What you will do: In the lines below, find how many contain the word "земли" and report that figure alone.

Input rows:
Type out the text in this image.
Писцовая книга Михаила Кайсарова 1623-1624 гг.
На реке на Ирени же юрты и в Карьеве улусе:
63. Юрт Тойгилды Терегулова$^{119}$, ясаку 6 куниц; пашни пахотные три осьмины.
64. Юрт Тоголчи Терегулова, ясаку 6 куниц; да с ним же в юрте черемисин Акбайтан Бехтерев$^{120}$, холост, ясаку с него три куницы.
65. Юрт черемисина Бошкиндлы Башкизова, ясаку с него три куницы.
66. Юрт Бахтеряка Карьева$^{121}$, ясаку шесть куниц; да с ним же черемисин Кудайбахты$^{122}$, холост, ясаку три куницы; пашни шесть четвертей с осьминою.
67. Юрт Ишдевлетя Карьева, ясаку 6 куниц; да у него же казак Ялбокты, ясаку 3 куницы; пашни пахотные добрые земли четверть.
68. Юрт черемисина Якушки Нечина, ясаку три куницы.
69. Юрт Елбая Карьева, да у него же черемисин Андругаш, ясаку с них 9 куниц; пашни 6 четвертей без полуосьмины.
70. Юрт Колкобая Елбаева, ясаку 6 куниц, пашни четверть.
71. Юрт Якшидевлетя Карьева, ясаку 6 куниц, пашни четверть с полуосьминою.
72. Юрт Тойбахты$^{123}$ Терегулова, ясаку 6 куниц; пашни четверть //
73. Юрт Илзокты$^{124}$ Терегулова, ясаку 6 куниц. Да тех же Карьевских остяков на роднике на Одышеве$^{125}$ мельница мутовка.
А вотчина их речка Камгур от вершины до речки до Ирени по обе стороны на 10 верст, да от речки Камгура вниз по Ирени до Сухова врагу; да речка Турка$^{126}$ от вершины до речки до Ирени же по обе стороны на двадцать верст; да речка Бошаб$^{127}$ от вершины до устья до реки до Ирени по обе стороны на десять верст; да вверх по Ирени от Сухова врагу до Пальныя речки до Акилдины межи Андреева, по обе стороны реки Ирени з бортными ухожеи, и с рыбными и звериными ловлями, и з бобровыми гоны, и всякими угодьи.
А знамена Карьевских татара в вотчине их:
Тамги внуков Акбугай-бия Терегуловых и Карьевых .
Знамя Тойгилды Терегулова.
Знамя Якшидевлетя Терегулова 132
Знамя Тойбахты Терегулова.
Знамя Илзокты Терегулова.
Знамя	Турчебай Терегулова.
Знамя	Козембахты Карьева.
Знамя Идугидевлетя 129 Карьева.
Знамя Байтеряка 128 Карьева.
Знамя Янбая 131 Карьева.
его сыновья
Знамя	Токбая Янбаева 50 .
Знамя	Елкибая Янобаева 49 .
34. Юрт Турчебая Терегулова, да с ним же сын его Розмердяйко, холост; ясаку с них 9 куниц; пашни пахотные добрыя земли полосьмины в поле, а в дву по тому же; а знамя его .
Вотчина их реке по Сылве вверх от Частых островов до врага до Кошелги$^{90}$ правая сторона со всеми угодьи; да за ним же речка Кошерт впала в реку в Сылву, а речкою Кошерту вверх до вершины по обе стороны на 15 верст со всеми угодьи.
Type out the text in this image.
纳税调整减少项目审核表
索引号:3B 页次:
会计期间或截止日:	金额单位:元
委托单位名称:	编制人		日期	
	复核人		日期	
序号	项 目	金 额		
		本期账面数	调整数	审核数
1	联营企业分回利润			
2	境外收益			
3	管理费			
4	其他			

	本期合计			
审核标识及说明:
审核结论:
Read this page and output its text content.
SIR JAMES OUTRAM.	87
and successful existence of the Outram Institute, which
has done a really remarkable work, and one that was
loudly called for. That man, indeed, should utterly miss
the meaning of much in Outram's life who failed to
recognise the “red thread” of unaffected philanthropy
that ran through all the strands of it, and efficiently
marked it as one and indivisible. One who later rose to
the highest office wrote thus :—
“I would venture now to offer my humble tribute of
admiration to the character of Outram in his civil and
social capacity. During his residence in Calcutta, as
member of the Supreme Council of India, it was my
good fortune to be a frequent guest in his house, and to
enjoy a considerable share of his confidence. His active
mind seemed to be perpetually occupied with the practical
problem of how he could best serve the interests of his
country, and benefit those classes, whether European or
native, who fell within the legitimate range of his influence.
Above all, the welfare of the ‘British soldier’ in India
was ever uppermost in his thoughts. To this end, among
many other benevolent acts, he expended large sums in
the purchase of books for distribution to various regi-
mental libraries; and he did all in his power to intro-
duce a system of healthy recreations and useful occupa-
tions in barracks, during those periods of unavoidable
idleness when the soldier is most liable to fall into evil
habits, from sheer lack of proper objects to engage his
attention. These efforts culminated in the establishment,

Response to the task: 2